### What you should do
Copy out all the records exactly.

--- Start Entries provided ---

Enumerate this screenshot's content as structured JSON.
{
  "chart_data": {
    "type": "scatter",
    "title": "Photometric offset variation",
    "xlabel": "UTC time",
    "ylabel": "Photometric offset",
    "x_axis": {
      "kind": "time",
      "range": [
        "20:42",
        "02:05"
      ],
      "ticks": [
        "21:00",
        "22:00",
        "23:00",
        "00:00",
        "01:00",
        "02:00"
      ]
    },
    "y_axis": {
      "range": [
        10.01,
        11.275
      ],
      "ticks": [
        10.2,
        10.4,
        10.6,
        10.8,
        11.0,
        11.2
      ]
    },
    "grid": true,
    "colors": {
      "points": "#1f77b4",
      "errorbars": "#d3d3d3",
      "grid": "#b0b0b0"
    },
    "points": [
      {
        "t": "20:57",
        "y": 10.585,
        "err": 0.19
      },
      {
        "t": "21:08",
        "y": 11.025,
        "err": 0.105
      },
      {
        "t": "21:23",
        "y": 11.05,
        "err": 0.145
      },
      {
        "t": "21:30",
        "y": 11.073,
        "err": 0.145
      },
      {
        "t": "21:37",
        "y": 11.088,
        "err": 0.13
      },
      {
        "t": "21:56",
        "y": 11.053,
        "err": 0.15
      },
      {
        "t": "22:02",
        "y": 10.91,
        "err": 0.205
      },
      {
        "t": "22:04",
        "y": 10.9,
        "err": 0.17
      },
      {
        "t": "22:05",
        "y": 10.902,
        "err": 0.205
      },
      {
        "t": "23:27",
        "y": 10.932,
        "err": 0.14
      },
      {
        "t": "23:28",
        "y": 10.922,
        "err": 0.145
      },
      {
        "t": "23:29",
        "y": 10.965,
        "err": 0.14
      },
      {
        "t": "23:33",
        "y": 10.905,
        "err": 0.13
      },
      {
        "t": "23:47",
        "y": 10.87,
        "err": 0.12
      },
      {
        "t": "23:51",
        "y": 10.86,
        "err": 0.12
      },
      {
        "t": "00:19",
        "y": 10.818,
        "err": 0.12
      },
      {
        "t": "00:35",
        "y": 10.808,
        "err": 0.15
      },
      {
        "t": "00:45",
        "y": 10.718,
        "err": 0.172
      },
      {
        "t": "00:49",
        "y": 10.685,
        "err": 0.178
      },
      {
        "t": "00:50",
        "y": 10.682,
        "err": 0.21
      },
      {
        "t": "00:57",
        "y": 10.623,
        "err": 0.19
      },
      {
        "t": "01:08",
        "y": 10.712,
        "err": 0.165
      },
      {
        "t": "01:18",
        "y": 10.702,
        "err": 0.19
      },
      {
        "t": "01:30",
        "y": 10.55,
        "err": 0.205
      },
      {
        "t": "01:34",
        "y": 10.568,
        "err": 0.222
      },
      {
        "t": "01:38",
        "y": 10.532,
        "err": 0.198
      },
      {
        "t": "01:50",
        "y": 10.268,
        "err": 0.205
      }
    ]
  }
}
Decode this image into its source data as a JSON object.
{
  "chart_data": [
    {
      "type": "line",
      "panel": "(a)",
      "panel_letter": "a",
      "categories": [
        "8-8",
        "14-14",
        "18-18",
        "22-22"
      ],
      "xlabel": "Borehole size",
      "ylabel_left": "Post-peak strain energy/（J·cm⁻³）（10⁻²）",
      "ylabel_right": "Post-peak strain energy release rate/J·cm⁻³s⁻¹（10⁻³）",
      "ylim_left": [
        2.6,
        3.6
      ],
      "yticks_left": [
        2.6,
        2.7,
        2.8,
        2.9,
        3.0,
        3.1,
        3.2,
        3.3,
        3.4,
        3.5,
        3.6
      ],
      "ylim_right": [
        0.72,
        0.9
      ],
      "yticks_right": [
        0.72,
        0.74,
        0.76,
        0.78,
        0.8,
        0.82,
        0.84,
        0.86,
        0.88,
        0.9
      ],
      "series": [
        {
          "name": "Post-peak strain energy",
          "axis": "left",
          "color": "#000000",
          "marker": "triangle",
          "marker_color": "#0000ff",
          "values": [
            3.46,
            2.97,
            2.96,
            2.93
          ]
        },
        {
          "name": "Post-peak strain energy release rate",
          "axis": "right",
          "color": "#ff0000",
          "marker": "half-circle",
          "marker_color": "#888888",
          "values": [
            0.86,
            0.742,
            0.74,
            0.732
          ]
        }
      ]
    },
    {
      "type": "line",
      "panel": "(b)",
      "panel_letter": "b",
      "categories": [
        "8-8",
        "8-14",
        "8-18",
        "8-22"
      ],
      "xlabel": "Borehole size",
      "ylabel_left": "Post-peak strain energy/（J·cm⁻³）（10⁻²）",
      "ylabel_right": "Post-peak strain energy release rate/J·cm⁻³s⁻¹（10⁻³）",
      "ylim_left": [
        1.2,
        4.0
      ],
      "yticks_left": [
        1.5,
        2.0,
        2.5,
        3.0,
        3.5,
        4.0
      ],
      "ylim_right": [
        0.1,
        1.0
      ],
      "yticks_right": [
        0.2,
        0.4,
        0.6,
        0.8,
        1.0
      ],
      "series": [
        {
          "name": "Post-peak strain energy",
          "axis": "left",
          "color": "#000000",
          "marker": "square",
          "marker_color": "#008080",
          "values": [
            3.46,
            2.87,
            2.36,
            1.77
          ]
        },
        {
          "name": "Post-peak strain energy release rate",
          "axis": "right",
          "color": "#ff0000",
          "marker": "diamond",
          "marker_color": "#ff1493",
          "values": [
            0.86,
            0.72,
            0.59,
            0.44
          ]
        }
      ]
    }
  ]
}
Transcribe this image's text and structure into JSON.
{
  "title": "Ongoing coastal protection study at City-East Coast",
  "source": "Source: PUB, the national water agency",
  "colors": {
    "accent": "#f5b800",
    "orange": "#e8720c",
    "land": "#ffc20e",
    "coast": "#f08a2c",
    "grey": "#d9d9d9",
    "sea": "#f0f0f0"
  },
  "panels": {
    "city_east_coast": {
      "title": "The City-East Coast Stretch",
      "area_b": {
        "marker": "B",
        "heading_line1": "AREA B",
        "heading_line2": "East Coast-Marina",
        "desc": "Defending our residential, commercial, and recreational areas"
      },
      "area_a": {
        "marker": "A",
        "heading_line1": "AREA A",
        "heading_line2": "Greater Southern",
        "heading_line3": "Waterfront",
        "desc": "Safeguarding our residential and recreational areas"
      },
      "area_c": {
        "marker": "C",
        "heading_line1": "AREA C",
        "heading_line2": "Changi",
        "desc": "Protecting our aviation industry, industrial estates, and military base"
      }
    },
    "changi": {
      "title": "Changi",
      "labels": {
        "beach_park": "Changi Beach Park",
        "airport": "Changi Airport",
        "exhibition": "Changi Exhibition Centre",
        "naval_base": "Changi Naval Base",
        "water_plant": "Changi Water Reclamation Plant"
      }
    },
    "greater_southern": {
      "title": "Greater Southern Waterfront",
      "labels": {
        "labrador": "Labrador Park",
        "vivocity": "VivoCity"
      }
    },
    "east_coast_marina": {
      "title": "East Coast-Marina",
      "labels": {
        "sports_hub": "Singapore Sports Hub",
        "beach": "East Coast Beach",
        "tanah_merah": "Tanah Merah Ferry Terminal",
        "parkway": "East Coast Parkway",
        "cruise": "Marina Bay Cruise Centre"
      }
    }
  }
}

--- End Entries provided ---

### Response
Enumerate this screenshot's content as structured JSON.
{
  "chart_data": {
    "type": "scatter",
    "title": "Photometric offset variation",
    "xlabel": "UTC time",
    "ylabel": "Photometric offset",
    "x_axis": {
      "kind": "time",
      "range": [
        "20:42",
        "02:05"
      ],
      "ticks": [
        "21:00",
        "22:00",
        "23:00",
        "00:00",
        "01:00",
        "02:00"
      ]
    },
    "y_axis": {
      "range": [
        10.01,
        11.275
      ],
      "ticks": [
        10.2,
        10.4,
        10.6,
        10.8,
        11.0,
        11.2
      ]
    },
    "grid": true,
    "colors": {
      "points": "#1f77b4",
      "errorbars": "#d3d3d3",
      "grid": "#b0b0b0"
    },
    "points": [
      {
        "t": "20:57",
        "y": 10.585,
        "err": 0.19
      },
      {
        "t": "21:08",
        "y": 11.025,
        "err": 0.105
      },
      {
        "t": "21:23",
        "y": 11.05,
        "err": 0.145
      },
      {
        "t": "21:30",
        "y": 11.073,
        "err": 0.145
      },
      {
        "t": "21:37",
        "y": 11.088,
        "err": 0.13
      },
      {
        "t": "21:56",
        "y": 11.053,
        "err": 0.15
      },
      {
        "t": "22:02",
        "y": 10.91,
        "err": 0.205
      },
      {
        "t": "22:04",
        "y": 10.9,
        "err": 0.17
      },
      {
        "t": "22:05",
        "y": 10.902,
        "err": 0.205
      },
      {
        "t": "23:27",
        "y": 10.932,
        "err": 0.14
      },
      {
        "t": "23:28",
        "y": 10.922,
        "err": 0.145
      },
      {
        "t": "23:29",
        "y": 10.965,
        "err": 0.14
      },
      {
        "t": "23:33",
        "y": 10.905,
        "err": 0.13
      },
      {
        "t": "23:47",
        "y": 10.87,
        "err": 0.12
      },
      {
        "t": "23:51",
        "y": 10.86,
        "err": 0.12
      },
      {
        "t": "00:19",
        "y": 10.818,
        "err": 0.12
      },
      {
        "t": "00:35",
        "y": 10.808,
        "err": 0.15
      },
      {
        "t": "00:45",
        "y": 10.718,
        "err": 0.172
      },
      {
        "t": "00:49",
        "y": 10.685,
        "err": 0.178
      },
      {
        "t": "00:50",
        "y": 10.682,
        "err": 0.21
      },
      {
        "t": "00:57",
        "y": 10.623,
        "err": 0.19
      },
      {
        "t": "01:08",
        "y": 10.712,
        "err": 0.165
      },
      {
        "t": "01:18",
        "y": 10.702,
        "err": 0.19
      },
      {
        "t": "01:30",
        "y": 10.55,
        "err": 0.205
      },
      {
        "t": "01:34",
        "y": 10.568,
        "err": 0.222
      },
      {
        "t": "01:38",
        "y": 10.532,
        "err": 0.198
      },
      {
        "t": "01:50",
        "y": 10.268,
        "err": 0.205
      }
    ]
  }
}
Decode this image into its source data as a JSON object.
{
  "chart_data": [
    {
      "type": "line",
      "panel": "(a)",
      "panel_letter": "a",
      "categories": [
        "8-8",
        "14-14",
        "18-18",
        "22-22"
      ],
      "xlabel": "Borehole size",
      "ylabel_left": "Post-peak strain energy/（J·cm⁻³）（10⁻²）",
      "ylabel_right": "Post-peak strain energy release rate/J·cm⁻³s⁻¹（10⁻³）",
      "ylim_left": [
        2.6,
        3.6
      ],
      "yticks_left": [
        2.6,
        2.7,
        2.8,
        2.9,
        3.0,
        3.1,
        3.2,
        3.3,
        3.4,
        3.5,
        3.6
      ],
      "ylim_right": [
        0.72,
        0.9
      ],
      "yticks_right": [
        0.72,
        0.74,
        0.76,
        0.78,
        0.8,
        0.82,
        0.84,
        0.86,
        0.88,
        0.9
      ],
      "series": [
        {
          "name": "Post-peak strain energy",
          "axis": "left",
          "color": "#000000",
          "marker": "triangle",
          "marker_color": "#0000ff",
          "values": [
            3.46,
            2.97,
            2.96,
            2.93
          ]
        },
        {
          "name": "Post-peak strain energy release rate",
          "axis": "right",
          "color": "#ff0000",
          "marker": "half-circle",
          "marker_color": "#888888",
          "values": [
            0.86,
            0.742,
            0.74,
            0.732
          ]
        }
      ]
    },
    {
      "type": "line",
      "panel": "(b)",
      "panel_letter": "b",
      "categories": [
        "8-8",
        "8-14",
        "8-18",
        "8-22"
      ],
      "xlabel": "Borehole size",
      "ylabel_left": "Post-peak strain energy/（J·cm⁻³）（10⁻²）",
      "ylabel_right": "Post-peak strain energy release rate/J·cm⁻³s⁻¹（10⁻³）",
      "ylim_left": [
        1.2,
        4.0
      ],
      "yticks_left": [
        1.5,
        2.0,
        2.5,
        3.0,
        3.5,
        4.0
      ],
      "ylim_right": [
        0.1,
        1.0
      ],
      "yticks_right": [
        0.2,
        0.4,
        0.6,
        0.8,
        1.0
      ],
      "series": [
        {
          "name": "Post-peak strain energy",
          "axis": "left",
          "color": "#000000",
          "marker": "square",
          "marker_color": "#008080",
          "values": [
            3.46,
            2.87,
            2.36,
            1.77
          ]
        },
        {
          "name": "Post-peak strain energy release rate",
          "axis": "right",
          "color": "#ff0000",
          "marker": "diamond",
          "marker_color": "#ff1493",
          "values": [
            0.86,
            0.72,
            0.59,
            0.44
          ]
        }
      ]
    }
  ]
}
Transcribe this image's text and structure into JSON.
{
  "title": "Ongoing coastal protection study at City-East Coast",
  "source": "Source: PUB, the national water agency",
  "colors": {
    "accent": "#f5b800",
    "orange": "#e8720c",
    "land": "#ffc20e",
    "coast": "#f08a2c",
    "grey": "#d9d9d9",
    "sea": "#f0f0f0"
  },
  "panels": {
    "city_east_coast": {
      "title": "The City-East Coast Stretch",
      "area_b": {
        "marker": "B",
        "heading_line1": "AREA B",
        "heading_line2": "East Coast-Marina",
        "desc": "Defending our residential, commercial, and recreational areas"
      },
      "area_a": {
        "marker": "A",
        "heading_line1": "AREA A",
        "heading_line2": "Greater Southern",
        "heading_line3": "Waterfront",
        "desc": "Safeguarding our residential and recreational areas"
      },
      "area_c": {
        "marker": "C",
        "heading_line1": "AREA C",
        "heading_line2": "Changi",
        "desc": "Protecting our aviation industry, industrial estates, and military base"
      }
    },
    "changi": {
      "title": "Changi",
      "labels": {
        "beach_park": "Changi Beach Park",
        "airport": "Changi Airport",
        "exhibition": "Changi Exhibition Centre",
        "naval_base": "Changi Naval Base",
        "water_plant": "Changi Water Reclamation Plant"
      }
    },
    "greater_southern": {
      "title": "Greater Southern Waterfront",
      "labels": {
        "labrador": "Labrador Park",
        "vivocity": "VivoCity"
      }
    },
    "east_coast_marina": {
      "title": "East Coast-Marina",
      "labels": {
        "sports_hub": "Singapore Sports Hub",
        "beach": "East Coast Beach",
        "tanah_merah": "Tanah Merah Ferry Terminal",
        "parkway": "East Coast Parkway",
        "cruise": "Marina Bay Cruise Centre"
      }
    }
  }
}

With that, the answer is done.